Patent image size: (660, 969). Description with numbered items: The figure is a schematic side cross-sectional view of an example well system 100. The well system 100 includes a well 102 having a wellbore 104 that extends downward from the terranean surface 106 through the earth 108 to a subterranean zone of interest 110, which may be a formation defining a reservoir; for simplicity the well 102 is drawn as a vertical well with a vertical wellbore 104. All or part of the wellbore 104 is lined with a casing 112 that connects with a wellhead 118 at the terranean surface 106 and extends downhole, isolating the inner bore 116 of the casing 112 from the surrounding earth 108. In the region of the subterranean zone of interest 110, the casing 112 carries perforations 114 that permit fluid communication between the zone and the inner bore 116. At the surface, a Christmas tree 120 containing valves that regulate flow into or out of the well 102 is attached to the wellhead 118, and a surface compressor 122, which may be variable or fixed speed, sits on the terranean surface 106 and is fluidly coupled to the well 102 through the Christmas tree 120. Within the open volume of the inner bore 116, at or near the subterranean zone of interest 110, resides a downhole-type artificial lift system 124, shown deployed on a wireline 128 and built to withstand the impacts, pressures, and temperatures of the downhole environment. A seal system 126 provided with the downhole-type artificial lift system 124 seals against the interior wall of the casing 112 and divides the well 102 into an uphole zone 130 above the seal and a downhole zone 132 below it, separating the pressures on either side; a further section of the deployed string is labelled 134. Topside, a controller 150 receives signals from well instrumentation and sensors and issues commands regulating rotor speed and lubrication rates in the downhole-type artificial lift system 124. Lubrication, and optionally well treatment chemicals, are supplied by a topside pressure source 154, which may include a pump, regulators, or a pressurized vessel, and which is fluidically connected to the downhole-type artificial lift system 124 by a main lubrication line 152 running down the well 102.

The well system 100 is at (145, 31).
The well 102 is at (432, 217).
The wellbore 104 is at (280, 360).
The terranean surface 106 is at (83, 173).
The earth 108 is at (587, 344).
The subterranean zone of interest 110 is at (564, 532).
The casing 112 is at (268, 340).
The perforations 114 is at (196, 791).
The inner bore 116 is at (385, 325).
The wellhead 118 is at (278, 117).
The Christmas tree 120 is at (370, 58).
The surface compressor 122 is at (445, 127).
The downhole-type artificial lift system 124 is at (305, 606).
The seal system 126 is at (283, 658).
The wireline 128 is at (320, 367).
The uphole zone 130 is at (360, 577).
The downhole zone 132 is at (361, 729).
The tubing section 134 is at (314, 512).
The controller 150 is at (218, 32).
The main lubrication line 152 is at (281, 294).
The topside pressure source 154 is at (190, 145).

++++

## [GIVEN REQUEST]
Rewrite all of the rows above, replacing "cross-sectional" with "sectional" and leaving everything else unchanged.

## [FULL SOLUTION]
Patent image size: (660, 969). Description with numbered items: The figure is a schematic side sectional view of an example well system 100. The well system 100 includes a well 102 having a wellbore 104 that extends downward from the terranean surface 106 through the earth 108 to a subterranean zone of interest 110, which may be a formation defining a reservoir; for simplicity the well 102 is drawn as a vertical well with a vertical wellbore 104. All or part of the wellbore 104 is lined with a casing 112 that connects with a wellhead 118 at the terranean surface 106 and extends downhole, isolating the inner bore 116 of the casing 112 from the surrounding earth 108. In the region of the subterranean zone of interest 110, the casing 112 carries perforations 114 that permit fluid communication between the zone and the inner bore 116. At the surface, a Christmas tree 120 containing valves that regulate flow into or out of the well 102 is attached to the wellhead 118, and a surface compressor 122, which may be variable or fixed speed, sits on the terranean surface 106 and is fluidly coupled to the well 102 through the Christmas tree 120. Within the open volume of the inner bore 116, at or near the subterranean zone of interest 110, resides a downhole-type artificial lift system 124, shown deployed on a wireline 128 and built to withstand the impacts, pressures, and temperatures of the downhole environment. A seal system 126 provided with the downhole-type artificial lift system 124 seals against the interior wall of the casing 112 and divides the well 102 into an uphole zone 130 above the seal and a downhole zone 132 below it, separating the pressures on either side; a further section of the deployed string is labelled 134. Topside, a controller 150 receives signals from well instrumentation and sensors and issues commands regulating rotor speed and lubrication rates in the downhole-type artificial lift system 124. Lubrication, and optionally well treatment chemicals, are supplied by a topside pressure source 154, which may include a pump, regulators, or a pressurized vessel, and which is fluidically connected to the downhole-type artificial lift system 124 by a main lubrication line 152 running down the well 102.

The well system 100 is at (145, 31).
The well 102 is at (432, 217).
The wellbore 104 is at (280, 360).
The terranean surface 106 is at (83, 173).
The earth 108 is at (587, 344).
The subterranean zone of interest 110 is at (564, 532).
The casing 112 is at (268, 340).
The perforations 114 is at (196, 791).
The inner bore 116 is at (385, 325).
The wellhead 118 is at (278, 117).
The Christmas tree 120 is at (370, 58).
The surface compressor 122 is at (445, 127).
The downhole-type artificial lift system 124 is at (305, 606).
The seal system 126 is at (283, 658).
The wireline 128 is at (320, 367).
The uphole zone 130 is at (360, 577).
The downhole zone 132 is at (361, 729).
The tubing section 134 is at (314, 512).
The controller 150 is at (218, 32).
The main lubrication line 152 is at (281, 294).
The topside pressure source 154 is at (190, 145).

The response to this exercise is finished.